## begin INFORMATION GIVEN
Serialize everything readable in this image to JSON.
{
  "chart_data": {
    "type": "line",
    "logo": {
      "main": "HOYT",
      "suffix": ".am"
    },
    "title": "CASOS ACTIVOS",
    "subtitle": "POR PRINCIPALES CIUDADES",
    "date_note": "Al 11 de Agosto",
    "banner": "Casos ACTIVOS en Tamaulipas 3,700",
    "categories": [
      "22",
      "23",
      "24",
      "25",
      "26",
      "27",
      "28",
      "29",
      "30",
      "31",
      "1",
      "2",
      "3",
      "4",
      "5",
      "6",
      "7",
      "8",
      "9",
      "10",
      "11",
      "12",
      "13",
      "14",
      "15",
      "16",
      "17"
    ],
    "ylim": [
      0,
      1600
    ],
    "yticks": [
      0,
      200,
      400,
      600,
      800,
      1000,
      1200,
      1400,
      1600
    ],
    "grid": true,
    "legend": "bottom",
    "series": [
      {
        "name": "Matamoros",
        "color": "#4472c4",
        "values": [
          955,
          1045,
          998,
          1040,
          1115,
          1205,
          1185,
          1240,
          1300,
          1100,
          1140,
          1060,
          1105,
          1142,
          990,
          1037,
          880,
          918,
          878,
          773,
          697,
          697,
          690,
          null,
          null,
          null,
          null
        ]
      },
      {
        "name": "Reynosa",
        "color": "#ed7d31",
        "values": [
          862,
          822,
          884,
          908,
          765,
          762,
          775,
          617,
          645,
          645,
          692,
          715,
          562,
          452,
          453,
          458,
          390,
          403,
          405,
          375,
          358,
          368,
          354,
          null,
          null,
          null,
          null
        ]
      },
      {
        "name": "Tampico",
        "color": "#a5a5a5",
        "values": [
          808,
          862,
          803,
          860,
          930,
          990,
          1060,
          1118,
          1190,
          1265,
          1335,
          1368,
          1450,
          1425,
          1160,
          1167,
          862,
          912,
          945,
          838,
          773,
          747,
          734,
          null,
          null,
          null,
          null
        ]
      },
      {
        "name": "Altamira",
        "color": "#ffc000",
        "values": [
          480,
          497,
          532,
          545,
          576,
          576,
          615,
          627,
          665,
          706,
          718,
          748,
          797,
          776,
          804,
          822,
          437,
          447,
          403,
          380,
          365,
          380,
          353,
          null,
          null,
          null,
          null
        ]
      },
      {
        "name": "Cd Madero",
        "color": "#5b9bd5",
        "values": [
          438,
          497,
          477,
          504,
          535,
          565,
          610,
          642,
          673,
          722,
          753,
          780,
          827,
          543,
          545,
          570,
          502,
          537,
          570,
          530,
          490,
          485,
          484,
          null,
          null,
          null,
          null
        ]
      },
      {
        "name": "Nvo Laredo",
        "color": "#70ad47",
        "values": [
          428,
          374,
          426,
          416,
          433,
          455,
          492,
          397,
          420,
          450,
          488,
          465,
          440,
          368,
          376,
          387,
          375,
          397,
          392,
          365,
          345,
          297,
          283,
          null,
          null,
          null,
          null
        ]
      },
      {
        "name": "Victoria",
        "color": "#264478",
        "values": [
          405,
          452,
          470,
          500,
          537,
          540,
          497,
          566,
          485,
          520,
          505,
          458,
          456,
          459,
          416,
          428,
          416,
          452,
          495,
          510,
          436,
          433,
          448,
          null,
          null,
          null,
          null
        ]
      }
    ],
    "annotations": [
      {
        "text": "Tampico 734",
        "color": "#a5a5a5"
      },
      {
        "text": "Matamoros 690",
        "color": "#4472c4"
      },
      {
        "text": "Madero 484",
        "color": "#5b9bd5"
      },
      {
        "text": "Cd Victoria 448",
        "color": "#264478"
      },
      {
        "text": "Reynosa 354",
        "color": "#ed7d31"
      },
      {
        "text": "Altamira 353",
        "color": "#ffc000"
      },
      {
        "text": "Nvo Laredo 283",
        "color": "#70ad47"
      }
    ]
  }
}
## end INFORMATION GIVEN
THE TASK:
Copy all lines from the entries that contain the word "ACTIVOS".

WRITTEN RESPONSE:
    "title": "CASOS ACTIVOS",
    "banner": "Casos ACTIVOS en Tamaulipas 3,700",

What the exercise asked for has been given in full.